[start]
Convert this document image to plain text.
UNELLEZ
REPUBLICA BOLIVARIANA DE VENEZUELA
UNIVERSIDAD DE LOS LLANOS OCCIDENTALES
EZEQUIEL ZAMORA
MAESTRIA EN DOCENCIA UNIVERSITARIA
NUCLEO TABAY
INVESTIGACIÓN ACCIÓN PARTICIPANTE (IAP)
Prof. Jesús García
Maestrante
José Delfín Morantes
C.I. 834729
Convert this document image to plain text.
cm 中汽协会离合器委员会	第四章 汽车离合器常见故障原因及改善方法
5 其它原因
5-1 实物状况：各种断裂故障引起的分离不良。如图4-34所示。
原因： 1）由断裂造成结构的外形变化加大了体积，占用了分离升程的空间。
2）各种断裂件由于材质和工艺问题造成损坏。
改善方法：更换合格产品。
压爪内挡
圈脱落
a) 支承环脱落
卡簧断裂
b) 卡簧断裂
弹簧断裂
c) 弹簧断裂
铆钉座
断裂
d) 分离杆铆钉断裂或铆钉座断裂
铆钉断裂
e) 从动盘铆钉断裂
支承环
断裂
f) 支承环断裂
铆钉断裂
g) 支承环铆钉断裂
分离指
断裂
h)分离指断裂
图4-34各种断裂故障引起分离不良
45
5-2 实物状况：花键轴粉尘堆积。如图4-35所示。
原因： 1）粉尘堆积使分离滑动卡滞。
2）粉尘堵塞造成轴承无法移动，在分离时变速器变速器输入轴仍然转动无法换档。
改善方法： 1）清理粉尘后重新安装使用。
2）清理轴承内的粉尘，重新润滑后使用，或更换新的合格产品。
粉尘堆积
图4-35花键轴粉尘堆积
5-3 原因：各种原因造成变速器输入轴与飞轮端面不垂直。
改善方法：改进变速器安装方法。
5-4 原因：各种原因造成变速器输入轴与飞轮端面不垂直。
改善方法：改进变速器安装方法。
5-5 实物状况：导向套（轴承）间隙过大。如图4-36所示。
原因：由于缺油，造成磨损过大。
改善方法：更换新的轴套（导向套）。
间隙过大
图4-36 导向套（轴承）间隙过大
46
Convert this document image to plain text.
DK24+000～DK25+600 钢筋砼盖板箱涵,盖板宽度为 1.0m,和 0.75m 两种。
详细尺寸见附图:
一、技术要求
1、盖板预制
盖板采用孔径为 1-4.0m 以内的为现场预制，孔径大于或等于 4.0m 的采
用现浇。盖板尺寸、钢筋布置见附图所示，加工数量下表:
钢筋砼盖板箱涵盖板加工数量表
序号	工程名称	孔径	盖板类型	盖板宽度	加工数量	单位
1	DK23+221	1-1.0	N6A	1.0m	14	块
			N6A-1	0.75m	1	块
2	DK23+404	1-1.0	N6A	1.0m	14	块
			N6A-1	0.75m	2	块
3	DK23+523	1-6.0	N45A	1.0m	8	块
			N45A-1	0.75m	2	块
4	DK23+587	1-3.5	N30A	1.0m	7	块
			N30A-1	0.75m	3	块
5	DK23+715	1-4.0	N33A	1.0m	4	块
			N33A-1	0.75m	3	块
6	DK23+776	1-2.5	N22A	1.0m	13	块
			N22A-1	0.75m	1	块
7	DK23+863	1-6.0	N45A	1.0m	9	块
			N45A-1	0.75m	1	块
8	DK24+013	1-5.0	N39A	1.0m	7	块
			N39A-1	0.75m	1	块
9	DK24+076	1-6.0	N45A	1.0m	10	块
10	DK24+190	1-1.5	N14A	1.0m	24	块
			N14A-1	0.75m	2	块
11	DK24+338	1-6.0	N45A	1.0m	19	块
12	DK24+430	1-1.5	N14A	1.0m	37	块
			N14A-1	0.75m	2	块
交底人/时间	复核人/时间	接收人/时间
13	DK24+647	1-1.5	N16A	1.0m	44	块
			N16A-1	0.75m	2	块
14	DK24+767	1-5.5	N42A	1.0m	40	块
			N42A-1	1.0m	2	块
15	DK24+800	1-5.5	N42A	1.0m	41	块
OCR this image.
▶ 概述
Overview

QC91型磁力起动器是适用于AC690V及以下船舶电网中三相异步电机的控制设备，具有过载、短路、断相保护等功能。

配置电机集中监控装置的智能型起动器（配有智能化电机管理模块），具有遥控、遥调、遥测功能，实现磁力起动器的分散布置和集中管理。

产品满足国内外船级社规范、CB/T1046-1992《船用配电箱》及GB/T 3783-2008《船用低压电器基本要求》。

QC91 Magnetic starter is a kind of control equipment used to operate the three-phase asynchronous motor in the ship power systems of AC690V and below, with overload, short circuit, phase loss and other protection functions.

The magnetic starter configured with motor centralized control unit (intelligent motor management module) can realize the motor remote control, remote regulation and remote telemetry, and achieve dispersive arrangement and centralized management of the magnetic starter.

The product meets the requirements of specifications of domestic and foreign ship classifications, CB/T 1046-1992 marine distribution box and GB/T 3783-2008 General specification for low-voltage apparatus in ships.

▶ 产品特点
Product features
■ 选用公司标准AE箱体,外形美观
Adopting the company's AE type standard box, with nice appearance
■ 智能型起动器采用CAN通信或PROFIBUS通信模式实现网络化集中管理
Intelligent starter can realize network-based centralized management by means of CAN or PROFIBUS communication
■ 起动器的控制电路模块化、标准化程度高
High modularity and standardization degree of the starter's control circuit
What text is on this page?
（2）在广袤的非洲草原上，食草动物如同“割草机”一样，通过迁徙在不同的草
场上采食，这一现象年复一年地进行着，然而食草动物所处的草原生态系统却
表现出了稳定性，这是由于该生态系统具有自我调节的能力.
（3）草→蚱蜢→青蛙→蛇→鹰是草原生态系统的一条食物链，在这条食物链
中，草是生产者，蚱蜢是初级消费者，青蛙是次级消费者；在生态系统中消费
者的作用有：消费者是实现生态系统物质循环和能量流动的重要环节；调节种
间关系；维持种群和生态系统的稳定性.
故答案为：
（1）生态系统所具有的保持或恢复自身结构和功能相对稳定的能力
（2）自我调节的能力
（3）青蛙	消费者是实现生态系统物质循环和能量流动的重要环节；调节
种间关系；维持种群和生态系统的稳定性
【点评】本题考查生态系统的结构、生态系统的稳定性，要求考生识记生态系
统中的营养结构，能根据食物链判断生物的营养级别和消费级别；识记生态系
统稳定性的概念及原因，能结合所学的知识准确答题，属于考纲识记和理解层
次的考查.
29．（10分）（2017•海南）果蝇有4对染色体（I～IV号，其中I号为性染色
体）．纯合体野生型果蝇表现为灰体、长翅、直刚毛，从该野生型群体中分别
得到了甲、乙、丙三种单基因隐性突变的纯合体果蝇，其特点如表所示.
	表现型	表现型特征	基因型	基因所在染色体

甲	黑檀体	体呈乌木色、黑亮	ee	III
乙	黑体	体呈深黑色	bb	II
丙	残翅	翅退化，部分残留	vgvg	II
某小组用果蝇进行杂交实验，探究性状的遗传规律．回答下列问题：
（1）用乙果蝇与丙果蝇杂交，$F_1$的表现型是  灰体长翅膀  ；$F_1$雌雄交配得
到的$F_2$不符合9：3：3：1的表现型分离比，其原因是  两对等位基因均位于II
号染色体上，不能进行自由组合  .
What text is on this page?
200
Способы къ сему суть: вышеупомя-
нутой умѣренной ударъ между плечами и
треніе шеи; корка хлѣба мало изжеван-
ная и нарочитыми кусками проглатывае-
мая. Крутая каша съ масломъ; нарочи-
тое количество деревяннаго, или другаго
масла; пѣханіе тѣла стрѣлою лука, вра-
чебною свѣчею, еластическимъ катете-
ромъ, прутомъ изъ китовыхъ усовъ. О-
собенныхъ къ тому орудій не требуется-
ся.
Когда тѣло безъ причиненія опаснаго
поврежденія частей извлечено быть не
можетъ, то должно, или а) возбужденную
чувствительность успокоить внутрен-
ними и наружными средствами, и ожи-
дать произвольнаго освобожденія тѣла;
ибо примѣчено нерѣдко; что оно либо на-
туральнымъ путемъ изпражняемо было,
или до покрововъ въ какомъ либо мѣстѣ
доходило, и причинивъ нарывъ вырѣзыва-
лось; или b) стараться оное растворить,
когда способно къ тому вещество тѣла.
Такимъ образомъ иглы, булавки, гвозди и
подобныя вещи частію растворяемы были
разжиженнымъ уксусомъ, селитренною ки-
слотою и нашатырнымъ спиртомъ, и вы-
[end]
PROBLEM REQUIREMENTS: Return each line in the records that holds the string "间隙过大".

WORKED ANSWER:
5-5 实物状况：导向套（轴承）间隙过大。如图4-36所示。
间隙过大
图4-36 导向套（轴承）间隙过大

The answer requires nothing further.